**RECORDS FOR THIS TASK**
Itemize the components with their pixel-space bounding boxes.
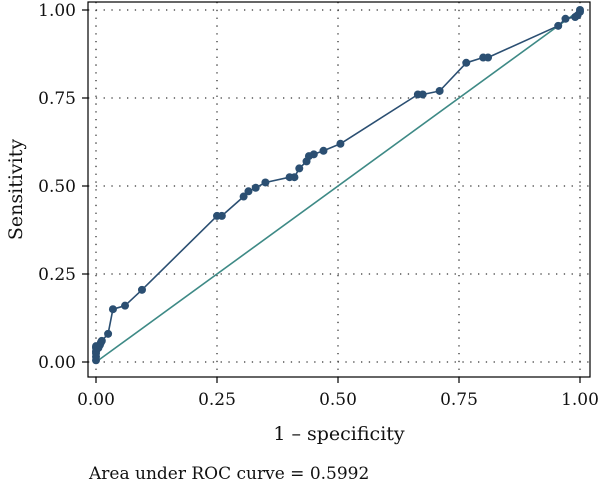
roc-point xyxy=(295,164,304,173)
x-tick-label: 0.00 xyxy=(77,390,115,410)
roc-point xyxy=(244,187,253,196)
y-tick-label: 0.00 xyxy=(38,353,76,373)
roc-point xyxy=(121,301,130,310)
roc-point xyxy=(104,329,113,338)
roc-point xyxy=(239,192,248,201)
roc-point xyxy=(217,211,226,220)
roc-point xyxy=(319,146,328,155)
y-tick-label: 0.25 xyxy=(38,265,76,285)
auc-caption: Area under ROC curve = 0.5992 xyxy=(88,464,369,484)
gridlines xyxy=(88,2,590,377)
y-axis-ticks: 0.00 0.25 0.50 0.75 1.00 xyxy=(38,1,88,373)
y-tick-label: 0.75 xyxy=(38,89,76,109)
x-axis-ticks: 0.00 0.25 0.50 0.75 1.00 xyxy=(77,377,599,410)
roc-point xyxy=(462,58,471,67)
roc-series xyxy=(92,6,584,365)
x-tick-label: 0.50 xyxy=(319,390,357,410)
roc-point xyxy=(418,90,427,99)
plot-frame xyxy=(87,1,591,378)
roc-point xyxy=(484,53,493,62)
roc-point xyxy=(576,6,584,14)
roc-point xyxy=(309,150,318,159)
x-tick-label: 0.75 xyxy=(440,390,478,410)
roc-point xyxy=(290,173,299,182)
roc-point xyxy=(435,86,444,95)
y-tick-label: 1.00 xyxy=(38,1,76,21)
roc-point xyxy=(108,305,117,314)
x-tick-label: 0.25 xyxy=(198,390,236,410)
roc-point xyxy=(137,285,146,294)
x-tick-label: 1.00 xyxy=(561,390,599,410)
y-axis-title: Sensitivity xyxy=(5,139,27,240)
reference-diagonal-line xyxy=(95,9,581,363)
y-tick-label: 0.50 xyxy=(38,177,76,197)
roc-point xyxy=(251,183,260,192)
roc-point xyxy=(261,178,270,187)
roc-point xyxy=(561,14,570,23)
roc-point xyxy=(336,139,345,148)
roc-point xyxy=(97,336,106,345)
x-axis-title: 1 – specificity xyxy=(273,423,405,445)
roc-point xyxy=(554,21,563,30)
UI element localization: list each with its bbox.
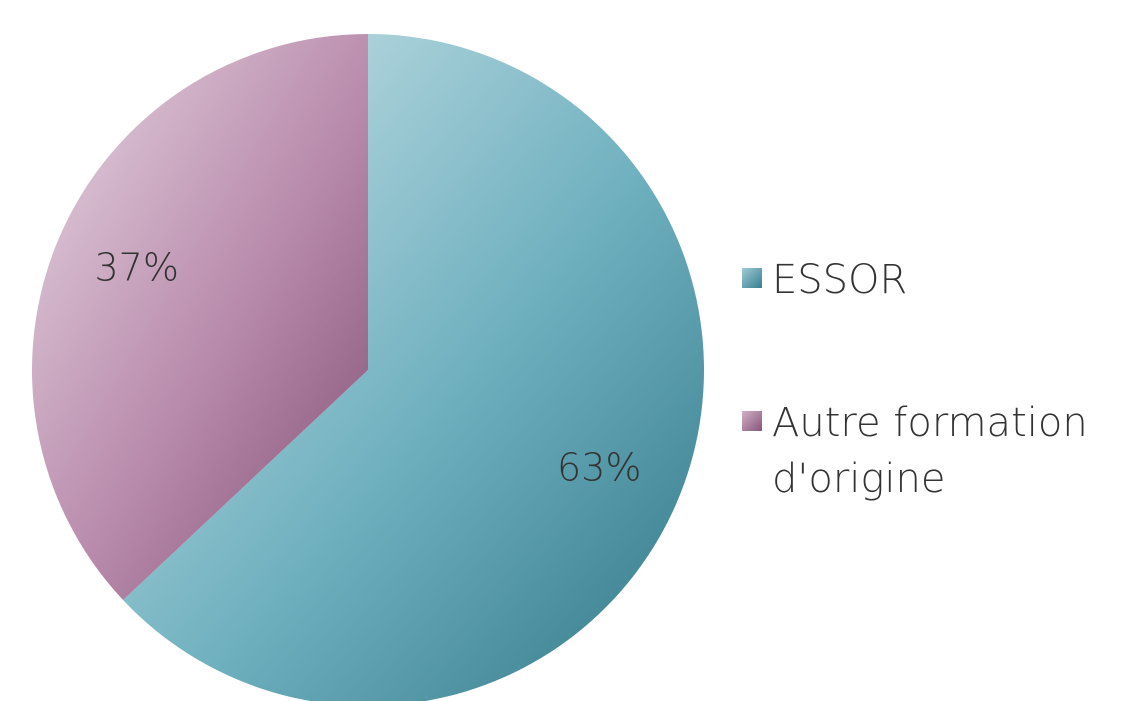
data-label: 37%: [94, 245, 178, 289]
legend-item: ESSOR: [742, 252, 1122, 308]
legend-item: Autre formation d'origine: [742, 395, 1122, 507]
legend-swatch: [742, 268, 762, 288]
pie-slice: [123, 34, 704, 701]
pie-slice: [32, 34, 369, 601]
legend-label: ESSOR: [772, 257, 908, 303]
legend-swatch: [742, 411, 762, 431]
legend-label: Autre formation d'origine: [772, 400, 1088, 502]
data-label: 63%: [557, 446, 641, 490]
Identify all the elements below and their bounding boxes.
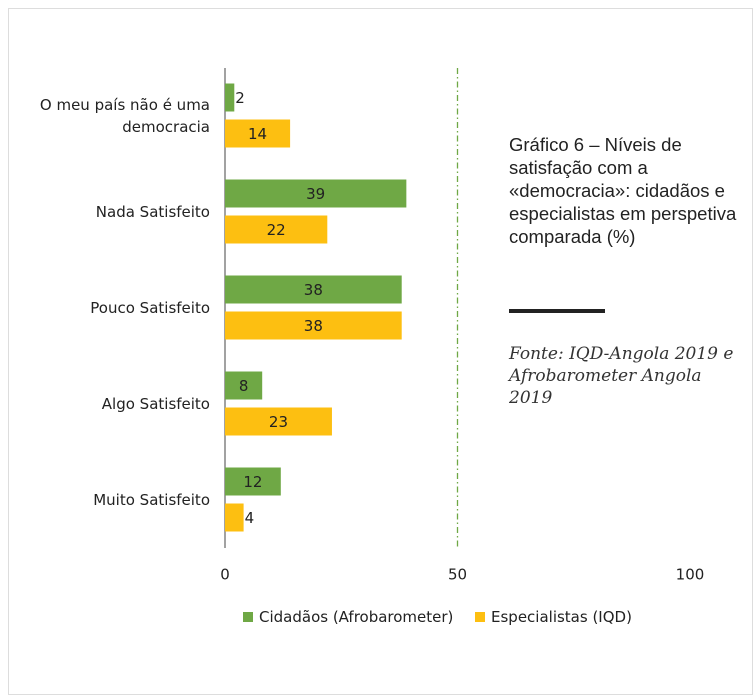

**TASK OBJECTIVE**
Reproduce every line of the items above verbatim, omitting the picture markers.

**RESULT FOR THIS TASK**
Itemize the components with their pixel-space bounding boxes.
roc-point xyxy=(295,164,304,173)
x-tick-label: 0.00 xyxy=(77,390,115,410)
roc-point xyxy=(244,187,253,196)
y-tick-label: 0.00 xyxy=(38,353,76,373)
roc-point xyxy=(121,301,130,310)
roc-point xyxy=(104,329,113,338)
roc-point xyxy=(239,192,248,201)
roc-point xyxy=(217,211,226,220)
roc-point xyxy=(319,146,328,155)
y-tick-label: 0.25 xyxy=(38,265,76,285)
auc-caption: Area under ROC curve = 0.5992 xyxy=(88,464,369,484)
gridlines xyxy=(88,2,590,377)
y-axis-ticks: 0.00 0.25 0.50 0.75 1.00 xyxy=(38,1,88,373)
y-tick-label: 0.75 xyxy=(38,89,76,109)
x-axis-ticks: 0.00 0.25 0.50 0.75 1.00 xyxy=(77,377,599,410)
roc-point xyxy=(462,58,471,67)
roc-series xyxy=(92,6,584,365)
x-tick-label: 0.50 xyxy=(319,390,357,410)
roc-point xyxy=(418,90,427,99)
plot-frame xyxy=(87,1,591,378)
roc-point xyxy=(484,53,493,62)
roc-point xyxy=(576,6,584,14)
roc-point xyxy=(309,150,318,159)
x-tick-label: 0.75 xyxy=(440,390,478,410)
roc-point xyxy=(290,173,299,182)
roc-point xyxy=(435,86,444,95)
y-tick-label: 1.00 xyxy=(38,1,76,21)
roc-point xyxy=(108,305,117,314)
x-tick-label: 0.25 xyxy=(198,390,236,410)
roc-point xyxy=(137,285,146,294)
x-tick-label: 1.00 xyxy=(561,390,599,410)
y-axis-title: Sensitivity xyxy=(5,139,27,240)
reference-diagonal-line xyxy=(95,9,581,363)
y-tick-label: 0.50 xyxy=(38,177,76,197)
roc-point xyxy=(251,183,260,192)
roc-point xyxy=(261,178,270,187)
roc-point xyxy=(561,14,570,23)
roc-point xyxy=(336,139,345,148)
roc-point xyxy=(97,336,106,345)
x-axis-title: 1 – specificity xyxy=(273,423,405,445)
roc-point xyxy=(554,21,563,30)
UI element localization: list each with its bbox.
data-label: 37%: [94, 245, 178, 289]
legend-item: ESSOR: [742, 252, 1122, 308]
legend-item: Autre formation d'origine: [742, 395, 1122, 507]
legend-swatch: [742, 268, 762, 288]
pie-slice: [123, 34, 704, 701]
pie-slice: [32, 34, 369, 601]
legend-label: ESSOR: [772, 257, 908, 303]
legend-swatch: [742, 411, 762, 431]
legend-label: Autre formation d'origine: [772, 400, 1088, 502]
data-label: 63%: [557, 446, 641, 490]
Identify all the elements below and their bounding boxes.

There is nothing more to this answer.